To be done | All of the records below must be output exactly, with no pictures carried over.

Some records:

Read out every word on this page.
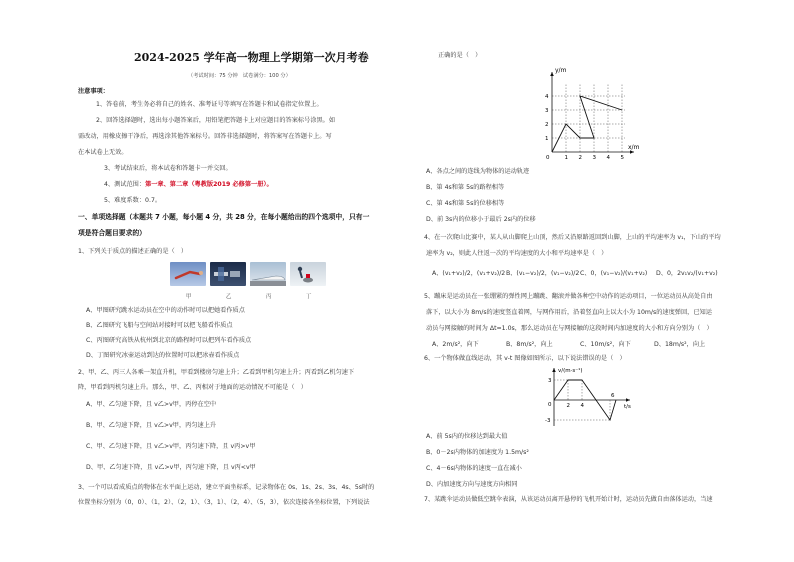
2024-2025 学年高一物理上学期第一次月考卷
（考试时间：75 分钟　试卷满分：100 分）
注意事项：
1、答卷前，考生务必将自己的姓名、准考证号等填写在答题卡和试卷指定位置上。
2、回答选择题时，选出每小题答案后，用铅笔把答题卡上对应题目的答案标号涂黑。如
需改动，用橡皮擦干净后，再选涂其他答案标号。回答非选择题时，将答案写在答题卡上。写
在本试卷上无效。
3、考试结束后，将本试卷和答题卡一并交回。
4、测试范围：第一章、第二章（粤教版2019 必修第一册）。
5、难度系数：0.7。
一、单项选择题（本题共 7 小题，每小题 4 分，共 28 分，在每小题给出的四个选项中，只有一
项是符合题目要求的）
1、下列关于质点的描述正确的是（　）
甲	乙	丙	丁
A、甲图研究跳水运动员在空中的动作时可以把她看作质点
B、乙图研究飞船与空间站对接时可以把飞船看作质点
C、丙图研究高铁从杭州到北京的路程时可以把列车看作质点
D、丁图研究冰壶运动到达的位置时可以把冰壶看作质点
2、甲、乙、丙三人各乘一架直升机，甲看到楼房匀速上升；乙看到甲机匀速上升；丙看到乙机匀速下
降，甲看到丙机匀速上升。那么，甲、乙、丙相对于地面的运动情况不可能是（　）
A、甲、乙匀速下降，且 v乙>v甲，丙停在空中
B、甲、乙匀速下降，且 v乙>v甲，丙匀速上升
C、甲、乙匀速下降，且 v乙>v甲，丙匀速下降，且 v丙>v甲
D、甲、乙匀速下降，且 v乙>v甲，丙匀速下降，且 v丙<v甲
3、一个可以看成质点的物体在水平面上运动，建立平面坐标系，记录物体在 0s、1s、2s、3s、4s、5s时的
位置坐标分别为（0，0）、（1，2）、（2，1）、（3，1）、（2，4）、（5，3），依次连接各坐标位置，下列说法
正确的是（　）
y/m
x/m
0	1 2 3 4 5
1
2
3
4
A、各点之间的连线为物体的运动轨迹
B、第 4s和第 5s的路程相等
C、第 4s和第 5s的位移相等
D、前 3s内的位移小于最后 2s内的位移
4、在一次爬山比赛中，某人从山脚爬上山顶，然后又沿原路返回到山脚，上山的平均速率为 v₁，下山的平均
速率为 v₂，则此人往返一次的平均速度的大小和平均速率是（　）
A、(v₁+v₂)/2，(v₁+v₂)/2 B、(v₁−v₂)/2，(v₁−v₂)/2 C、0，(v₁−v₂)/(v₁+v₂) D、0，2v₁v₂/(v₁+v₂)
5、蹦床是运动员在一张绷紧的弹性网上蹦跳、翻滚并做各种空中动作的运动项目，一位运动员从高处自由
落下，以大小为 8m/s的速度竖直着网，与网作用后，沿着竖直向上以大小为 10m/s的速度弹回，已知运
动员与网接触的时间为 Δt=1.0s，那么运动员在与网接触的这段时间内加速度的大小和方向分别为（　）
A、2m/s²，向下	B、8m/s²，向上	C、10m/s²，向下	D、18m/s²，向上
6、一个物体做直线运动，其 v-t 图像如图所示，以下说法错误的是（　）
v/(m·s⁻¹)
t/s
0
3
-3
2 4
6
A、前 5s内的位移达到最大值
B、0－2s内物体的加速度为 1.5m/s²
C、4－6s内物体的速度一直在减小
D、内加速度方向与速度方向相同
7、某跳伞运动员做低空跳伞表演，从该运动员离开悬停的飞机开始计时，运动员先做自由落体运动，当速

Exercise result |
Read out every word on this page.
2024-2025 学年高一物理上学期第一次月考卷
（考试时间：75 分钟　试卷满分：100 分）
注意事项：
1、答卷前，考生务必将自己的姓名、准考证号等填写在答题卡和试卷指定位置上。
2、回答选择题时，选出每小题答案后，用铅笔把答题卡上对应题目的答案标号涂黑。如
需改动，用橡皮擦干净后，再选涂其他答案标号。回答非选择题时，将答案写在答题卡上。写
在本试卷上无效。
3、考试结束后，将本试卷和答题卡一并交回。
4、测试范围：第一章、第二章（粤教版2019 必修第一册）。
5、难度系数：0.7。
一、单项选择题（本题共 7 小题，每小题 4 分，共 28 分，在每小题给出的四个选项中，只有一
项是符合题目要求的）
1、下列关于质点的描述正确的是（　）
甲	乙	丙	丁
A、甲图研究跳水运动员在空中的动作时可以把她看作质点
B、乙图研究飞船与空间站对接时可以把飞船看作质点
C、丙图研究高铁从杭州到北京的路程时可以把列车看作质点
D、丁图研究冰壶运动到达的位置时可以把冰壶看作质点
2、甲、乙、丙三人各乘一架直升机，甲看到楼房匀速上升；乙看到甲机匀速上升；丙看到乙机匀速下
降，甲看到丙机匀速上升。那么，甲、乙、丙相对于地面的运动情况不可能是（　）
A、甲、乙匀速下降，且 v乙>v甲，丙停在空中
B、甲、乙匀速下降，且 v乙>v甲，丙匀速上升
C、甲、乙匀速下降，且 v乙>v甲，丙匀速下降，且 v丙>v甲
D、甲、乙匀速下降，且 v乙>v甲，丙匀速下降，且 v丙<v甲
3、一个可以看成质点的物体在水平面上运动，建立平面坐标系，记录物体在 0s、1s、2s、3s、4s、5s时的
位置坐标分别为（0，0）、（1，2）、（2，1）、（3，1）、（2，4）、（5，3），依次连接各坐标位置，下列说法
正确的是（　）
y/m
x/m
0	1 2 3 4 5
1
2
3
4
A、各点之间的连线为物体的运动轨迹
B、第 4s和第 5s的路程相等
C、第 4s和第 5s的位移相等
D、前 3s内的位移小于最后 2s内的位移
4、在一次爬山比赛中，某人从山脚爬上山顶，然后又沿原路返回到山脚，上山的平均速率为 v₁，下山的平均
速率为 v₂，则此人往返一次的平均速度的大小和平均速率是（　）
A、(v₁+v₂)/2，(v₁+v₂)/2 B、(v₁−v₂)/2，(v₁−v₂)/2 C、0，(v₁−v₂)/(v₁+v₂) D、0，2v₁v₂/(v₁+v₂)
5、蹦床是运动员在一张绷紧的弹性网上蹦跳、翻滚并做各种空中动作的运动项目，一位运动员从高处自由
落下，以大小为 8m/s的速度竖直着网，与网作用后，沿着竖直向上以大小为 10m/s的速度弹回，已知运
动员与网接触的时间为 Δt=1.0s，那么运动员在与网接触的这段时间内加速度的大小和方向分别为（　）
A、2m/s²，向下	B、8m/s²，向上	C、10m/s²，向下	D、18m/s²，向上
6、一个物体做直线运动，其 v-t 图像如图所示，以下说法错误的是（　）
v/(m·s⁻¹)
t/s
0
3
-3
2 4
6
A、前 5s内的位移达到最大值
B、0－2s内物体的加速度为 1.5m/s²
C、4－6s内物体的速度一直在减小
D、内加速度方向与速度方向相同
7、某跳伞运动员做低空跳伞表演，从该运动员离开悬停的飞机开始计时，运动员先做自由落体运动，当速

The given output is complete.